_Problem details_
Retype the whole listing verbatim and keep the pictures out of it.

_Raw records_
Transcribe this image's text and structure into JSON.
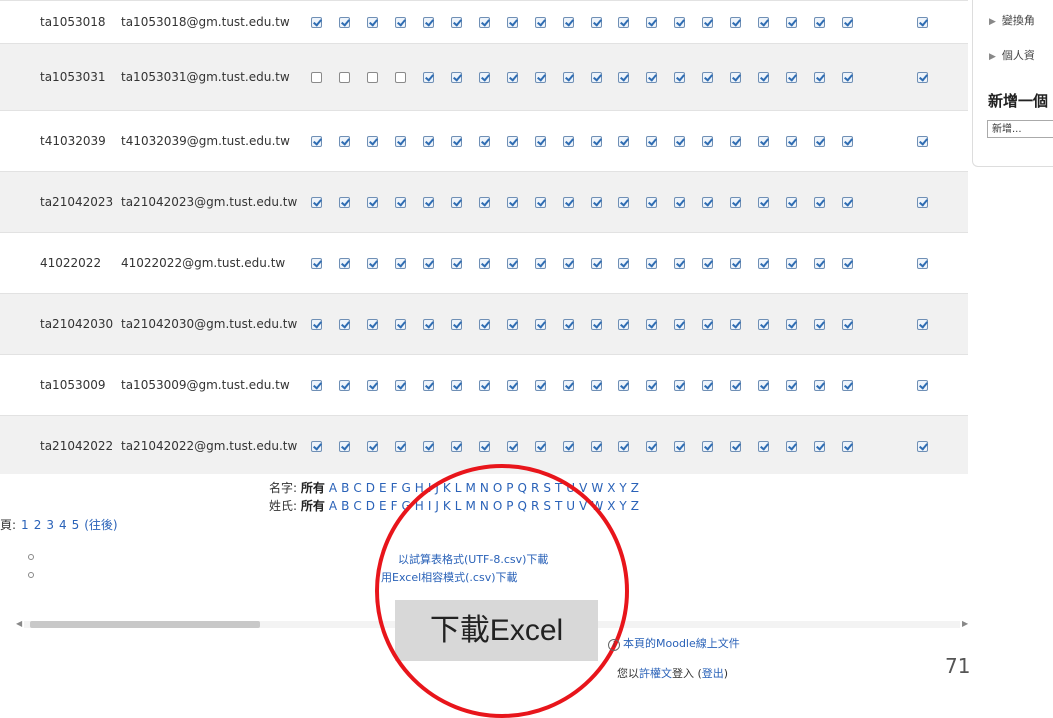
{
  "table": {
    "rows": [
      {
        "id": "ta1053018",
        "email": "ta1053018@gm.tust.edu.tw",
        "checks": [
          1,
          1,
          1,
          1,
          1,
          1,
          1,
          1,
          1,
          1,
          1,
          1,
          1,
          1,
          1,
          1,
          1,
          1,
          1,
          1
        ]
      },
      {
        "id": "ta1053031",
        "email": "ta1053031@gm.tust.edu.tw",
        "checks": [
          0,
          0,
          0,
          0,
          1,
          1,
          1,
          1,
          1,
          1,
          1,
          1,
          1,
          1,
          1,
          1,
          1,
          1,
          1,
          1
        ]
      },
      {
        "id": "t41032039",
        "email": "t41032039@gm.tust.edu.tw",
        "checks": [
          1,
          1,
          1,
          1,
          1,
          1,
          1,
          1,
          1,
          1,
          1,
          1,
          1,
          1,
          1,
          1,
          1,
          1,
          1,
          1
        ]
      },
      {
        "id": "ta21042023",
        "email": "ta21042023@gm.tust.edu.tw",
        "checks": [
          1,
          1,
          1,
          1,
          1,
          1,
          1,
          1,
          1,
          1,
          1,
          1,
          1,
          1,
          1,
          1,
          1,
          1,
          1,
          1
        ]
      },
      {
        "id": "41022022",
        "email": "41022022@gm.tust.edu.tw",
        "checks": [
          1,
          1,
          1,
          1,
          1,
          1,
          1,
          1,
          1,
          1,
          1,
          1,
          1,
          1,
          1,
          1,
          1,
          1,
          1,
          1
        ]
      },
      {
        "id": "ta21042030",
        "email": "ta21042030@gm.tust.edu.tw",
        "checks": [
          1,
          1,
          1,
          1,
          1,
          1,
          1,
          1,
          1,
          1,
          1,
          1,
          1,
          1,
          1,
          1,
          1,
          1,
          1,
          1
        ]
      },
      {
        "id": "ta1053009",
        "email": "ta1053009@gm.tust.edu.tw",
        "checks": [
          1,
          1,
          1,
          1,
          1,
          1,
          1,
          1,
          1,
          1,
          1,
          1,
          1,
          1,
          1,
          1,
          1,
          1,
          1,
          1
        ]
      },
      {
        "id": "ta21042022",
        "email": "ta21042022@gm.tust.edu.tw",
        "checks": [
          1,
          1,
          1,
          1,
          1,
          1,
          1,
          1,
          1,
          1,
          1,
          1,
          1,
          1,
          1,
          1,
          1,
          1,
          1,
          1
        ]
      }
    ]
  },
  "sidebar": {
    "items": [
      {
        "label": "變換角"
      },
      {
        "label": "個人資"
      }
    ],
    "heading": "新增一個",
    "select_value": "新增..."
  },
  "filters": {
    "firstname_label": "名字:",
    "lastname_label": "姓氏:",
    "all_label": "所有",
    "letters": [
      "A",
      "B",
      "C",
      "D",
      "E",
      "F",
      "G",
      "H",
      "I",
      "J",
      "K",
      "L",
      "M",
      "N",
      "O",
      "P",
      "Q",
      "R",
      "S",
      "T",
      "U",
      "V",
      "W",
      "X",
      "Y",
      "Z"
    ]
  },
  "pager": {
    "label": "頁:",
    "pages": [
      "1",
      "2",
      "3",
      "4",
      "5"
    ],
    "next_label": "(往後)"
  },
  "download": {
    "csv_utf8": "以試算表格式(UTF-8.csv)下載",
    "csv_excel": "用Excel相容模式(.csv)下載"
  },
  "annotation": {
    "label": "下載Excel",
    "circle_color": "#e8151b"
  },
  "footer": {
    "doc_link": "本頁的Moodle線上文件",
    "login_prefix": "您以",
    "login_user": "許權文",
    "login_mid": "登入 (",
    "logout": "登出",
    "login_suffix": ")"
  },
  "slide_number": "71",
  "colors": {
    "link": "#2a62b8",
    "accent_red": "#e8151b"
  }
}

_Output_
Transcribe this image's text and structure into JSON.
{
  "table": {
    "rows": [
      {
        "id": "ta1053018",
        "email": "ta1053018@gm.tust.edu.tw",
        "checks": [
          1,
          1,
          1,
          1,
          1,
          1,
          1,
          1,
          1,
          1,
          1,
          1,
          1,
          1,
          1,
          1,
          1,
          1,
          1,
          1
        ]
      },
      {
        "id": "ta1053031",
        "email": "ta1053031@gm.tust.edu.tw",
        "checks": [
          0,
          0,
          0,
          0,
          1,
          1,
          1,
          1,
          1,
          1,
          1,
          1,
          1,
          1,
          1,
          1,
          1,
          1,
          1,
          1
        ]
      },
      {
        "id": "t41032039",
        "email": "t41032039@gm.tust.edu.tw",
        "checks": [
          1,
          1,
          1,
          1,
          1,
          1,
          1,
          1,
          1,
          1,
          1,
          1,
          1,
          1,
          1,
          1,
          1,
          1,
          1,
          1
        ]
      },
      {
        "id": "ta21042023",
        "email": "ta21042023@gm.tust.edu.tw",
        "checks": [
          1,
          1,
          1,
          1,
          1,
          1,
          1,
          1,
          1,
          1,
          1,
          1,
          1,
          1,
          1,
          1,
          1,
          1,
          1,
          1
        ]
      },
      {
        "id": "41022022",
        "email": "41022022@gm.tust.edu.tw",
        "checks": [
          1,
          1,
          1,
          1,
          1,
          1,
          1,
          1,
          1,
          1,
          1,
          1,
          1,
          1,
          1,
          1,
          1,
          1,
          1,
          1
        ]
      },
      {
        "id": "ta21042030",
        "email": "ta21042030@gm.tust.edu.tw",
        "checks": [
          1,
          1,
          1,
          1,
          1,
          1,
          1,
          1,
          1,
          1,
          1,
          1,
          1,
          1,
          1,
          1,
          1,
          1,
          1,
          1
        ]
      },
      {
        "id": "ta1053009",
        "email": "ta1053009@gm.tust.edu.tw",
        "checks": [
          1,
          1,
          1,
          1,
          1,
          1,
          1,
          1,
          1,
          1,
          1,
          1,
          1,
          1,
          1,
          1,
          1,
          1,
          1,
          1
        ]
      },
      {
        "id": "ta21042022",
        "email": "ta21042022@gm.tust.edu.tw",
        "checks": [
          1,
          1,
          1,
          1,
          1,
          1,
          1,
          1,
          1,
          1,
          1,
          1,
          1,
          1,
          1,
          1,
          1,
          1,
          1,
          1
        ]
      }
    ]
  },
  "sidebar": {
    "items": [
      {
        "label": "變換角"
      },
      {
        "label": "個人資"
      }
    ],
    "heading": "新增一個",
    "select_value": "新增..."
  },
  "filters": {
    "firstname_label": "名字:",
    "lastname_label": "姓氏:",
    "all_label": "所有",
    "letters": [
      "A",
      "B",
      "C",
      "D",
      "E",
      "F",
      "G",
      "H",
      "I",
      "J",
      "K",
      "L",
      "M",
      "N",
      "O",
      "P",
      "Q",
      "R",
      "S",
      "T",
      "U",
      "V",
      "W",
      "X",
      "Y",
      "Z"
    ]
  },
  "pager": {
    "label": "頁:",
    "pages": [
      "1",
      "2",
      "3",
      "4",
      "5"
    ],
    "next_label": "(往後)"
  },
  "download": {
    "csv_utf8": "以試算表格式(UTF-8.csv)下載",
    "csv_excel": "用Excel相容模式(.csv)下載"
  },
  "annotation": {
    "label": "下載Excel",
    "circle_color": "#e8151b"
  },
  "footer": {
    "doc_link": "本頁的Moodle線上文件",
    "login_prefix": "您以",
    "login_user": "許權文",
    "login_mid": "登入 (",
    "logout": "登出",
    "login_suffix": ")"
  },
  "slide_number": "71",
  "colors": {
    "link": "#2a62b8",
    "accent_red": "#e8151b"
  }
}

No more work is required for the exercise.